抜粋
アレルギー疾患とは
人間には、免疫機能(自然免疫・獲得免疫)が備わっています。これは体内に侵入しようとする異物(細菌やウイルス等の病原体など)を認識し、排除する仕組みのことを言います。
同機能が働くことで、次に同様の病原体が侵入しても、その異物に対して前回作られた免疫が反応して、即座に体外へと撃退してくれるようになります。
ただこの免疫というのは、時として本来であれば身体に無害(花粉、ダニ、ハウスダスト、食物 等)であるものに対しても作られることがあります。すると体内では無害なものであるにも関わらず、免疫反応が働いてこれを排除しようと、くしゃみ、鼻水・鼻づまり、喘息、流涙、目やになど様々な症状を引き起こすようになります。
これがアレルギー反応で、同反応がみられる病気のことをまとめてアレルギー疾患と言います。
アレルギー疾患でよくみられる症状
- くしゃみ
- 鼻水・鼻づまり
- 咳(ぜんそく)
- 嘔吐
- 下痢
- 皮膚の発赤・かゆみ・腫れ
- 眼症状(流涙、充血、目のかゆみ 等) など
アレルギー疾患
花粉症
花粉症とは
花粉がアレルゲン(抗原:アレルギーとなる原因物質)となって発症する疾患のことを花粉症と言います。なお原因となる花粉は人それぞれで、スギやヒノキがアレルゲンという患者さまもいれば、シラカバ、イネ、ヨモギ、ブタクサなどによって発症する場合もあります。
そのため、春先に症状が出る方もいれば、夏や秋に現れるという方もいます。いずれにしても飛散時期のみ限定となります。
主な症状ですが、くしゃみ、鼻水・鼻づまり等のアレルギー性鼻炎をはじめ、結膜の炎症による充血、目のかゆみ、目の中の異物感、流涙等が現れるアレルギー性結膜炎の症状がみられます。上記以外には、のどのかゆみ、肌荒れ、咳(痰は出ない)なども現れます。
なお命に影響する病気でもなく、季節性なので一過性ではあります。ただ症状がある間は、例えば鼻づまりによって呼吸が十分できずに不眠、頭痛などに悩まされるなどQOL(生活の質)を低下せるので、症状を抑えるための治療をする方が大半です。
治療について
まずは原因の花粉が特定しているのであれば、それを除去あるいは避けられる環境づくりに努めます。外出時は、帽子やマスク、ゴーグルの着用などを怠らず、原因花粉を室内に持ち込まないようにします。こまめに掃除も行います。

提示資料

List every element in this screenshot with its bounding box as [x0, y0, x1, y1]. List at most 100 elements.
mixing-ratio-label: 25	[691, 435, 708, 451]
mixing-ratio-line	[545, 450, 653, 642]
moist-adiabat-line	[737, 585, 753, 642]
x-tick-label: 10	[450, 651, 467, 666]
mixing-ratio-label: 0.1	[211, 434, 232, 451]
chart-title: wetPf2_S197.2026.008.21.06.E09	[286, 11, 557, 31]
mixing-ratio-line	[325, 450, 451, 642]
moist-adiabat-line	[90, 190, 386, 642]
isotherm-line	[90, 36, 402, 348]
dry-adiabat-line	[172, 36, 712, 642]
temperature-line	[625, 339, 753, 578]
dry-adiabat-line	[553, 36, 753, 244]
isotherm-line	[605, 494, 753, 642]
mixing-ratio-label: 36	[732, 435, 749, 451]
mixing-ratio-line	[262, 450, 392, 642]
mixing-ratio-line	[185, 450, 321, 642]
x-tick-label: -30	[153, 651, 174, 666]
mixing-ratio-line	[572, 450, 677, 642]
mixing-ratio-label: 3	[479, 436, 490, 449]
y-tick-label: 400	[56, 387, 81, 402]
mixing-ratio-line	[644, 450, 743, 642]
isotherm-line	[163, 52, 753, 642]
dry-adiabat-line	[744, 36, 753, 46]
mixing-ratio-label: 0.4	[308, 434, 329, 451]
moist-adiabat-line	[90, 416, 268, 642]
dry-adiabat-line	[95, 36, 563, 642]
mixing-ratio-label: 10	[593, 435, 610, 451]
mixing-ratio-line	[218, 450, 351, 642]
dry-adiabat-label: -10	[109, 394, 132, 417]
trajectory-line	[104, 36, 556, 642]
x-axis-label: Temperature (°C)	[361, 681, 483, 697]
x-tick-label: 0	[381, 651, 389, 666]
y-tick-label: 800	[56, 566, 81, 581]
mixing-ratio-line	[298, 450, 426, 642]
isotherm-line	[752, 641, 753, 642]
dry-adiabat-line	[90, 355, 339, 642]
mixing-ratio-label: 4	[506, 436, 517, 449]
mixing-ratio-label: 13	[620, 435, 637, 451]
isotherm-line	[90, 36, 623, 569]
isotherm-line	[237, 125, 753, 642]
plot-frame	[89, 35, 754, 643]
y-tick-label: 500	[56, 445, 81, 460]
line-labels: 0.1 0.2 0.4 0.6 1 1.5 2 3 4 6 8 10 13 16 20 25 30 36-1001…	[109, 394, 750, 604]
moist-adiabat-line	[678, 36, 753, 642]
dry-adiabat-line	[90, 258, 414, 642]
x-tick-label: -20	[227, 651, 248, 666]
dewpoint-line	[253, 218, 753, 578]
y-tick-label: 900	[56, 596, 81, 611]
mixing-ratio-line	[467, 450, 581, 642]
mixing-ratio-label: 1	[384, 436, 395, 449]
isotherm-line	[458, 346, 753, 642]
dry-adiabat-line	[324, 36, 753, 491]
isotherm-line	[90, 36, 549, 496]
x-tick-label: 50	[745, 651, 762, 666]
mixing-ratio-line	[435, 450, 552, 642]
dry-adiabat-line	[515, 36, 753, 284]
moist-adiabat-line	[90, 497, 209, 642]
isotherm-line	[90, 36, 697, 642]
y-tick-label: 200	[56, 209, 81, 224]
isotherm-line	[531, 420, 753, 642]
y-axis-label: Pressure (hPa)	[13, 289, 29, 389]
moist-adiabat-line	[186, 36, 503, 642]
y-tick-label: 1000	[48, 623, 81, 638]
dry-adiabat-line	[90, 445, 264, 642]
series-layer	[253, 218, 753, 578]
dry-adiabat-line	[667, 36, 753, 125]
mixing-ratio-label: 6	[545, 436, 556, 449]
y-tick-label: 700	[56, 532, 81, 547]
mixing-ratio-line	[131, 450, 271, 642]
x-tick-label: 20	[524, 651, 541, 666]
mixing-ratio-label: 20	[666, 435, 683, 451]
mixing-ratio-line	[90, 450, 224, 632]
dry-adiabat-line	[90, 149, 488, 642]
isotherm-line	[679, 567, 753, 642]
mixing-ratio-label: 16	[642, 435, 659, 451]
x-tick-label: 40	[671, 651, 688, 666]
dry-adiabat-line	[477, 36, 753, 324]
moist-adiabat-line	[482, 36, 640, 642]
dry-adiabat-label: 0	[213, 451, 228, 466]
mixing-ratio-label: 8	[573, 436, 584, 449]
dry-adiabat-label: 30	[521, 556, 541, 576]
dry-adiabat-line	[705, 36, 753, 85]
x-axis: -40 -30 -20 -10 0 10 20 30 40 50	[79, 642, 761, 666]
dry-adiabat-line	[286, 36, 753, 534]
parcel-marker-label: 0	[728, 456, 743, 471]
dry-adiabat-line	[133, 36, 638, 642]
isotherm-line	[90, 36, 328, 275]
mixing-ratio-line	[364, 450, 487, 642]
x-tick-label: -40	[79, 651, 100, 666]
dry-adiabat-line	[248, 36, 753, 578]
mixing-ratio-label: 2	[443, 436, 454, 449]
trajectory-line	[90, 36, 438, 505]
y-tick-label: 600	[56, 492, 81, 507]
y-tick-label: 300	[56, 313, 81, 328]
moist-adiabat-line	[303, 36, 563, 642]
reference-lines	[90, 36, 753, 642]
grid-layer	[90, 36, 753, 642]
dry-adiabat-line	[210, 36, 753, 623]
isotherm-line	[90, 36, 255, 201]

課題
アレルギー疾患の文章のうち、「そのため、春先に症状が出る方」から「めの治療をする方が大半です。」までをすべて、一字も変えずに抜き出すこと。

解答
そのため、春先に症状が出る方もいれば、夏や秋に現れるという方もいます。いずれにしても飛散時期のみ限定となります。
主な症状ですが、くしゃみ、鼻水・鼻づまり等のアレルギー性鼻炎をはじめ、結膜の炎症による充血、目のかゆみ、目の中の異物感、流涙等が現れるアレルギー性結膜炎の症状がみられます。上記以外には、のどのかゆみ、肌荒れ、咳(痰は出ない)なども現れます。
なお命に影響する病気でもなく、季節性なので一過性ではあります。ただ症状がある間は、例えば鼻づまりによって呼吸が十分できずに不眠、頭痛などに悩まされるなどQOL(生活の質)を低下せるので、症状を抑えるための治療をする方が大半です。